Figure contents as structured data:
◇ ◇ ◇ ◇

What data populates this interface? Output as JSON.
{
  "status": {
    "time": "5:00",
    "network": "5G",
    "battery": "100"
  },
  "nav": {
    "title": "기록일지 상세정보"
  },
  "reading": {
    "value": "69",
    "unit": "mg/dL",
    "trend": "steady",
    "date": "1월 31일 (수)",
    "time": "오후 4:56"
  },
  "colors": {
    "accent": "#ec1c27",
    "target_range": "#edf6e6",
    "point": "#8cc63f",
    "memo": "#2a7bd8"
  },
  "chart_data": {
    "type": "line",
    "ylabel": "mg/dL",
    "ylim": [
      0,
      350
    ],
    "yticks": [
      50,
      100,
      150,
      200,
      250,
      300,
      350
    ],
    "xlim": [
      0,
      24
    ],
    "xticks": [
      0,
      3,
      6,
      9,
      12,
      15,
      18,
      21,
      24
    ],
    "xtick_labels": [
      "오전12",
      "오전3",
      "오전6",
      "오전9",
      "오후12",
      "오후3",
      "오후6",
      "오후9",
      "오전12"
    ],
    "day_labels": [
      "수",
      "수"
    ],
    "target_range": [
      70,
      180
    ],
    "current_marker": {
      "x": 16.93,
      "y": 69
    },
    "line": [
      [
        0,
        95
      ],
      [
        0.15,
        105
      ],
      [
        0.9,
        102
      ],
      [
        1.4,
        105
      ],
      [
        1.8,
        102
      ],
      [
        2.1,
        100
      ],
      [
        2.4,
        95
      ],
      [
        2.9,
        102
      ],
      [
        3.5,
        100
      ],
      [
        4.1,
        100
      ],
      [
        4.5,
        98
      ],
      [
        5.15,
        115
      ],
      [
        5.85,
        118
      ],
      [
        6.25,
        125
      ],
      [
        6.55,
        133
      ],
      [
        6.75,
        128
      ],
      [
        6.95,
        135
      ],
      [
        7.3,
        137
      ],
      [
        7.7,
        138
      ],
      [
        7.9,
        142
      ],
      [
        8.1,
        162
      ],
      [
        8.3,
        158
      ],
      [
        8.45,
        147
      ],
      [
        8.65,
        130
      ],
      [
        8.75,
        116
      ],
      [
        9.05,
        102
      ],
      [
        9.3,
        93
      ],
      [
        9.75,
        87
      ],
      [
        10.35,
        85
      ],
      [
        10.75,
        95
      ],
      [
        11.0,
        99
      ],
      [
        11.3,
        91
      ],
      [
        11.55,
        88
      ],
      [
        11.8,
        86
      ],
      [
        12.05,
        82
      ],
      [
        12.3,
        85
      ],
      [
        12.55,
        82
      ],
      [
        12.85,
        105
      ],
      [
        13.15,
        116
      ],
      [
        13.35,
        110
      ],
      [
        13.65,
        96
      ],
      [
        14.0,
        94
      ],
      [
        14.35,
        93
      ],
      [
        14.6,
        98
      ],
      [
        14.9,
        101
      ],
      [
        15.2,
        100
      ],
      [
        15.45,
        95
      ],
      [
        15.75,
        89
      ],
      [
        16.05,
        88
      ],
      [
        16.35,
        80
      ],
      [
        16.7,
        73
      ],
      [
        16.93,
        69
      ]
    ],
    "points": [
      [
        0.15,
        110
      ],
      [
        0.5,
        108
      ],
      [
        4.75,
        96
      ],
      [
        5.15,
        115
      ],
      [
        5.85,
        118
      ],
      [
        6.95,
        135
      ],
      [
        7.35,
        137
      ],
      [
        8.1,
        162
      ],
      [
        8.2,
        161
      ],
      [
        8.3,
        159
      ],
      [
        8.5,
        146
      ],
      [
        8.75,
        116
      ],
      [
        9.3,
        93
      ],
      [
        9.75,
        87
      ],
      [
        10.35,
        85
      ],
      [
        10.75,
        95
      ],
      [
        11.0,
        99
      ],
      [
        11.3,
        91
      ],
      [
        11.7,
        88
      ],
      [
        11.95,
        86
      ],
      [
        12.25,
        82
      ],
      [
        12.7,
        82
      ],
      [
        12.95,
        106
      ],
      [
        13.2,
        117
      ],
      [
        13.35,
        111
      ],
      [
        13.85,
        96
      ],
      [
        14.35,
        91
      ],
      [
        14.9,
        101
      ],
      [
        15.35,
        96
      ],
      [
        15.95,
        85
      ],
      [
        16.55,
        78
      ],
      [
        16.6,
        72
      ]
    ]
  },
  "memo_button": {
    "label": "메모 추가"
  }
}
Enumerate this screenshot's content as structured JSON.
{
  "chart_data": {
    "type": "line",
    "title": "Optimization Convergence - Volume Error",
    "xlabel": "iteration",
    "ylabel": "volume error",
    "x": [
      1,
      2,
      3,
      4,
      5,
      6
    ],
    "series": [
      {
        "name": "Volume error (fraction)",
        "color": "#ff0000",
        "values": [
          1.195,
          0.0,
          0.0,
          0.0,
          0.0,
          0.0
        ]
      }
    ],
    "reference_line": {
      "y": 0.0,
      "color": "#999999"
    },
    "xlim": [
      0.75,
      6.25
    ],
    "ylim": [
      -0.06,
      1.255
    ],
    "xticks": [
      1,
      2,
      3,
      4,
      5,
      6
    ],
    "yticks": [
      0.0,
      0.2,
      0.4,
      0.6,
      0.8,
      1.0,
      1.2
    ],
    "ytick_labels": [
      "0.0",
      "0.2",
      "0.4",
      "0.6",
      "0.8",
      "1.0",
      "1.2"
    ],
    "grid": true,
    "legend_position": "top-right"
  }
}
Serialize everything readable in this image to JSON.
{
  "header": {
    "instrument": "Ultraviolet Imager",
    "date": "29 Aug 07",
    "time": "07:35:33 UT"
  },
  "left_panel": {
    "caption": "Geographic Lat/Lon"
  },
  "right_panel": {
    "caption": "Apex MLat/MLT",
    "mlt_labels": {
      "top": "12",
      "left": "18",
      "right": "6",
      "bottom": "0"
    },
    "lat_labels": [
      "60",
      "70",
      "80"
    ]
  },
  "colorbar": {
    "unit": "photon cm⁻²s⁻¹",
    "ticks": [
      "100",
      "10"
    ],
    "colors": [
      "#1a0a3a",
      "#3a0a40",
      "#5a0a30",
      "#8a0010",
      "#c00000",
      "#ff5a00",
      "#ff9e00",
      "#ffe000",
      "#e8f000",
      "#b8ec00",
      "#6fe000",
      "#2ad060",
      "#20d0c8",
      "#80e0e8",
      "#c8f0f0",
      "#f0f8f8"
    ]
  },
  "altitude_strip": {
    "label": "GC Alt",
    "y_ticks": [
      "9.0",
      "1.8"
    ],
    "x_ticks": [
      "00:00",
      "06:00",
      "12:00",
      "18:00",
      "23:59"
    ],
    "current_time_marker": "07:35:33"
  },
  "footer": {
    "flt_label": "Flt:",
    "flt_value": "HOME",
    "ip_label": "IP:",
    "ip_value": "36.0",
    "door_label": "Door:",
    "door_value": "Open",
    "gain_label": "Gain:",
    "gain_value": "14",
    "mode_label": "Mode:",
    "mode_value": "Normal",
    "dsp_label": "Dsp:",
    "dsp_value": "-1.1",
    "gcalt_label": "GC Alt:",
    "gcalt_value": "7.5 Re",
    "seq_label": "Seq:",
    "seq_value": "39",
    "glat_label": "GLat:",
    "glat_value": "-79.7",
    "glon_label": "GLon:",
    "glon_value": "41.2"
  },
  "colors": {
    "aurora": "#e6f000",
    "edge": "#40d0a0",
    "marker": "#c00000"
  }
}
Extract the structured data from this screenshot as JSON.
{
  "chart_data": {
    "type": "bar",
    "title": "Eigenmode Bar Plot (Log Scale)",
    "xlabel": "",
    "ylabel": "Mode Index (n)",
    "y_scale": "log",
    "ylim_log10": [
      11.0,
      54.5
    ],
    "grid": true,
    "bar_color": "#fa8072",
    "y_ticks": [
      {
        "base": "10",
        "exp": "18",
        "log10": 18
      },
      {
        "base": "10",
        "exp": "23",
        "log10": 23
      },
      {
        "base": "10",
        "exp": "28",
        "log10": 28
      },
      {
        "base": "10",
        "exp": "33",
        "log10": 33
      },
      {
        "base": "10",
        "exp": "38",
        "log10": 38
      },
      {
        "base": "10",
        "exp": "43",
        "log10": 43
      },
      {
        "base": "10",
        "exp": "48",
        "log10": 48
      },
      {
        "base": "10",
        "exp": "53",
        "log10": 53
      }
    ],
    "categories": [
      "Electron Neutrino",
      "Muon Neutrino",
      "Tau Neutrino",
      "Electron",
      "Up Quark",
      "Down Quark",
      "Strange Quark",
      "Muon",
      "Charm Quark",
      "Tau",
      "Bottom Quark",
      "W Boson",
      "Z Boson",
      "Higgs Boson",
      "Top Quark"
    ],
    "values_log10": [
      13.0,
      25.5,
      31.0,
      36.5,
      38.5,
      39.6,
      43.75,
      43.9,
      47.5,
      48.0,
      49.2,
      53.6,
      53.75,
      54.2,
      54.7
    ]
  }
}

◇ ◇ ◇ ◇

▶ Challenge
Return every line above in which the string "JSON" occurs.

▶ Task output
What data populates this interface? Output as JSON.
Enumerate this screenshot's content as structured JSON.
Serialize everything readable in this image to JSON.
Extract the structured data from this screenshot as JSON.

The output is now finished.